What to do |
Take down each entry exactly as written.

━━━ Record set ━━━

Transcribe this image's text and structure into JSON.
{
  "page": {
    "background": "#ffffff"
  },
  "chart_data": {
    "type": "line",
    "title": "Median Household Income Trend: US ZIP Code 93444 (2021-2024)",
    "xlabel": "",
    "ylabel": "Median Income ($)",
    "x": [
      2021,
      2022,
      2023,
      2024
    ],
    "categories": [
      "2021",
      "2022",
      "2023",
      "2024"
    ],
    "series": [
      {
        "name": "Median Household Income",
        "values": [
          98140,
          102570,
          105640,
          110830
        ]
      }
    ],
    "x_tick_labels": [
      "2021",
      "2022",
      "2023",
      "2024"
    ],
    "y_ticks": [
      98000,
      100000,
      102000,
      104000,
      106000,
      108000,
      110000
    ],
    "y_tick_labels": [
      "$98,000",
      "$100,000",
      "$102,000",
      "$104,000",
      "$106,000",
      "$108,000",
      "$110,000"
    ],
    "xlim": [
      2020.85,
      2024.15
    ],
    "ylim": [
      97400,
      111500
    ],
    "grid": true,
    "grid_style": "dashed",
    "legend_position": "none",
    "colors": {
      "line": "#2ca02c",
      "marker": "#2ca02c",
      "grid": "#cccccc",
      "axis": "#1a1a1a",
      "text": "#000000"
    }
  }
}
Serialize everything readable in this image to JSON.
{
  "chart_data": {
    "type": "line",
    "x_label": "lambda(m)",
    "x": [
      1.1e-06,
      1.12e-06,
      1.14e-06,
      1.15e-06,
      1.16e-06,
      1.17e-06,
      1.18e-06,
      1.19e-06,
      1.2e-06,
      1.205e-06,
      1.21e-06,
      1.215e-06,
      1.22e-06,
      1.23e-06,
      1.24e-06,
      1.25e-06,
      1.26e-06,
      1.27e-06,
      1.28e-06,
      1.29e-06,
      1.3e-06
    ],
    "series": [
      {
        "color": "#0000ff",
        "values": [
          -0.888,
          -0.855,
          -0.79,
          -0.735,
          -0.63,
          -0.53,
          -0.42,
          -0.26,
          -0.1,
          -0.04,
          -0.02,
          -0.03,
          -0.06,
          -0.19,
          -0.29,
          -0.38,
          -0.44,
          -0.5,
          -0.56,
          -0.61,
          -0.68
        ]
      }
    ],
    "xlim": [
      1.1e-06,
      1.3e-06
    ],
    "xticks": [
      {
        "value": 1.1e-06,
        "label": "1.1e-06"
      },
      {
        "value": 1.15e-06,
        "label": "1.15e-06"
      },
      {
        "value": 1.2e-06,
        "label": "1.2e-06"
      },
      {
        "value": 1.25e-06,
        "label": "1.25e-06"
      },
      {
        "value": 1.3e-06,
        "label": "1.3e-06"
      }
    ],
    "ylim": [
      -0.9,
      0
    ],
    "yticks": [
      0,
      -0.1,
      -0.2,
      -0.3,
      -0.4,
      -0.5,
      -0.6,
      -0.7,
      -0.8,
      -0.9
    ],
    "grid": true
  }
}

━━━

Task solution |
Transcribe this image's text and structure into JSON.
{
  "page": {
    "background": "#ffffff"
  },
  "chart_data": {
    "type": "line",
    "title": "Median Household Income Trend: US ZIP Code 93444 (2021-2024)",
    "xlabel": "",
    "ylabel": "Median Income ($)",
    "x": [
      2021,
      2022,
      2023,
      2024
    ],
    "categories": [
      "2021",
      "2022",
      "2023",
      "2024"
    ],
    "series": [
      {
        "name": "Median Household Income",
        "values": [
          98140,
          102570,
          105640,
          110830
        ]
      }
    ],
    "x_tick_labels": [
      "2021",
      "2022",
      "2023",
      "2024"
    ],
    "y_ticks": [
      98000,
      100000,
      102000,
      104000,
      106000,
      108000,
      110000
    ],
    "y_tick_labels": [
      "$98,000",
      "$100,000",
      "$102,000",
      "$104,000",
      "$106,000",
      "$108,000",
      "$110,000"
    ],
    "xlim": [
      2020.85,
      2024.15
    ],
    "ylim": [
      97400,
      111500
    ],
    "grid": true,
    "grid_style": "dashed",
    "legend_position": "none",
    "colors": {
      "line": "#2ca02c",
      "marker": "#2ca02c",
      "grid": "#cccccc",
      "axis": "#1a1a1a",
      "text": "#000000"
    }
  }
}
Serialize everything readable in this image to JSON.
{
  "chart_data": {
    "type": "line",
    "x_label": "lambda(m)",
    "x": [
      1.1e-06,
      1.12e-06,
      1.14e-06,
      1.15e-06,
      1.16e-06,
      1.17e-06,
      1.18e-06,
      1.19e-06,
      1.2e-06,
      1.205e-06,
      1.21e-06,
      1.215e-06,
      1.22e-06,
      1.23e-06,
      1.24e-06,
      1.25e-06,
      1.26e-06,
      1.27e-06,
      1.28e-06,
      1.29e-06,
      1.3e-06
    ],
    "series": [
      {
        "color": "#0000ff",
        "values": [
          -0.888,
          -0.855,
          -0.79,
          -0.735,
          -0.63,
          -0.53,
          -0.42,
          -0.26,
          -0.1,
          -0.04,
          -0.02,
          -0.03,
          -0.06,
          -0.19,
          -0.29,
          -0.38,
          -0.44,
          -0.5,
          -0.56,
          -0.61,
          -0.68
        ]
      }
    ],
    "xlim": [
      1.1e-06,
      1.3e-06
    ],
    "xticks": [
      {
        "value": 1.1e-06,
        "label": "1.1e-06"
      },
      {
        "value": 1.15e-06,
        "label": "1.15e-06"
      },
      {
        "value": 1.2e-06,
        "label": "1.2e-06"
      },
      {
        "value": 1.25e-06,
        "label": "1.25e-06"
      },
      {
        "value": 1.3e-06,
        "label": "1.3e-06"
      }
    ],
    "ylim": [
      -0.9,
      0
    ],
    "yticks": [
      0,
      -0.1,
      -0.2,
      -0.3,
      -0.4,
      -0.5,
      -0.6,
      -0.7,
      -0.8,
      -0.9
    ],
    "grid": true
  }
}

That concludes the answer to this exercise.